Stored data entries

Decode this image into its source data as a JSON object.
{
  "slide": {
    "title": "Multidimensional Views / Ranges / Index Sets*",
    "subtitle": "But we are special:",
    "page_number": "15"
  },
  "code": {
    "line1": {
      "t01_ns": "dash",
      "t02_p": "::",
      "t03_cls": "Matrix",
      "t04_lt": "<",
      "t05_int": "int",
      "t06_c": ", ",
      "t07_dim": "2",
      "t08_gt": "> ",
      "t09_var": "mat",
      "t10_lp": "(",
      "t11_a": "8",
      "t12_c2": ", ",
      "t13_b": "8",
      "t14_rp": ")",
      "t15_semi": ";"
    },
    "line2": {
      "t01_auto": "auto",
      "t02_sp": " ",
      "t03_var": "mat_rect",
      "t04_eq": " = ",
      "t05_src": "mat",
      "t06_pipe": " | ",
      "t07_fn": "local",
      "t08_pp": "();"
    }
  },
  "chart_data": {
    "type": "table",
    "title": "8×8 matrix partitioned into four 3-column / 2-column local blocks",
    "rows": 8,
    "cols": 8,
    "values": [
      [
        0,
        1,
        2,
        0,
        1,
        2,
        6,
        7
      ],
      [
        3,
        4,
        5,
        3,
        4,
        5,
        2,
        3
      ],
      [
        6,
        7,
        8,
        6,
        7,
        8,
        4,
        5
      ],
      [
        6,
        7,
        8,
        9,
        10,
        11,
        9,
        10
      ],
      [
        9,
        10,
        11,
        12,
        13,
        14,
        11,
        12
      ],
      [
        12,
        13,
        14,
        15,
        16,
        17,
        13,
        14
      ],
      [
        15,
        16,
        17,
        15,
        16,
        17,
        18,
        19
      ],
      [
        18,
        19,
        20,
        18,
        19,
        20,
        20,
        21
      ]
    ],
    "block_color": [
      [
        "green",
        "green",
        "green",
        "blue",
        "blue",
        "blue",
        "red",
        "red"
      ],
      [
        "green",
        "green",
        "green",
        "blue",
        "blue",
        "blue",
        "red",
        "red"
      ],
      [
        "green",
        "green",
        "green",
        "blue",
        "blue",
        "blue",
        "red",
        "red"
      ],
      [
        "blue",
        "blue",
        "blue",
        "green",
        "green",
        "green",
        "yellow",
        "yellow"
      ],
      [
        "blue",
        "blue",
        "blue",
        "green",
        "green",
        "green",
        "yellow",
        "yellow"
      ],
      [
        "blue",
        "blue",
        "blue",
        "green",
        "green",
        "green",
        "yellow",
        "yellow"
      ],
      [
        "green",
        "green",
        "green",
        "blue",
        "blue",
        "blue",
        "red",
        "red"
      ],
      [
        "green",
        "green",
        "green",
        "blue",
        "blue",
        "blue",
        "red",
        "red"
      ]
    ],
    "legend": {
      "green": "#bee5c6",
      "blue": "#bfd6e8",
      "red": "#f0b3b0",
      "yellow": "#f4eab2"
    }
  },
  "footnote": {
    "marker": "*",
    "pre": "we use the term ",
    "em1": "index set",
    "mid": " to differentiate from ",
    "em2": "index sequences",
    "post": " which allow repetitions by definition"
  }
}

**What is expected**: Write out every entry above, word for word.

**Full output**:
Decode this image into its source data as a JSON object.
{
  "slide": {
    "title": "Multidimensional Views / Ranges / Index Sets*",
    "subtitle": "But we are special:",
    "page_number": "15"
  },
  "code": {
    "line1": {
      "t01_ns": "dash",
      "t02_p": "::",
      "t03_cls": "Matrix",
      "t04_lt": "<",
      "t05_int": "int",
      "t06_c": ", ",
      "t07_dim": "2",
      "t08_gt": "> ",
      "t09_var": "mat",
      "t10_lp": "(",
      "t11_a": "8",
      "t12_c2": ", ",
      "t13_b": "8",
      "t14_rp": ")",
      "t15_semi": ";"
    },
    "line2": {
      "t01_auto": "auto",
      "t02_sp": " ",
      "t03_var": "mat_rect",
      "t04_eq": " = ",
      "t05_src": "mat",
      "t06_pipe": " | ",
      "t07_fn": "local",
      "t08_pp": "();"
    }
  },
  "chart_data": {
    "type": "table",
    "title": "8×8 matrix partitioned into four 3-column / 2-column local blocks",
    "rows": 8,
    "cols": 8,
    "values": [
      [
        0,
        1,
        2,
        0,
        1,
        2,
        6,
        7
      ],
      [
        3,
        4,
        5,
        3,
        4,
        5,
        2,
        3
      ],
      [
        6,
        7,
        8,
        6,
        7,
        8,
        4,
        5
      ],
      [
        6,
        7,
        8,
        9,
        10,
        11,
        9,
        10
      ],
      [
        9,
        10,
        11,
        12,
        13,
        14,
        11,
        12
      ],
      [
        12,
        13,
        14,
        15,
        16,
        17,
        13,
        14
      ],
      [
        15,
        16,
        17,
        15,
        16,
        17,
        18,
        19
      ],
      [
        18,
        19,
        20,
        18,
        19,
        20,
        20,
        21
      ]
    ],
    "block_color": [
      [
        "green",
        "green",
        "green",
        "blue",
        "blue",
        "blue",
        "red",
        "red"
      ],
      [
        "green",
        "green",
        "green",
        "blue",
        "blue",
        "blue",
        "red",
        "red"
      ],
      [
        "green",
        "green",
        "green",
        "blue",
        "blue",
        "blue",
        "red",
        "red"
      ],
      [
        "blue",
        "blue",
        "blue",
        "green",
        "green",
        "green",
        "yellow",
        "yellow"
      ],
      [
        "blue",
        "blue",
        "blue",
        "green",
        "green",
        "green",
        "yellow",
        "yellow"
      ],
      [
        "blue",
        "blue",
        "blue",
        "green",
        "green",
        "green",
        "yellow",
        "yellow"
      ],
      [
        "green",
        "green",
        "green",
        "blue",
        "blue",
        "blue",
        "red",
        "red"
      ],
      [
        "green",
        "green",
        "green",
        "blue",
        "blue",
        "blue",
        "red",
        "red"
      ]
    ],
    "legend": {
      "green": "#bee5c6",
      "blue": "#bfd6e8",
      "red": "#f0b3b0",
      "yellow": "#f4eab2"
    }
  },
  "footnote": {
    "marker": "*",
    "pre": "we use the term ",
    "em1": "index set",
    "mid": " to differentiate from ",
    "em2": "index sequences",
    "post": " which allow repetitions by definition"
  }
}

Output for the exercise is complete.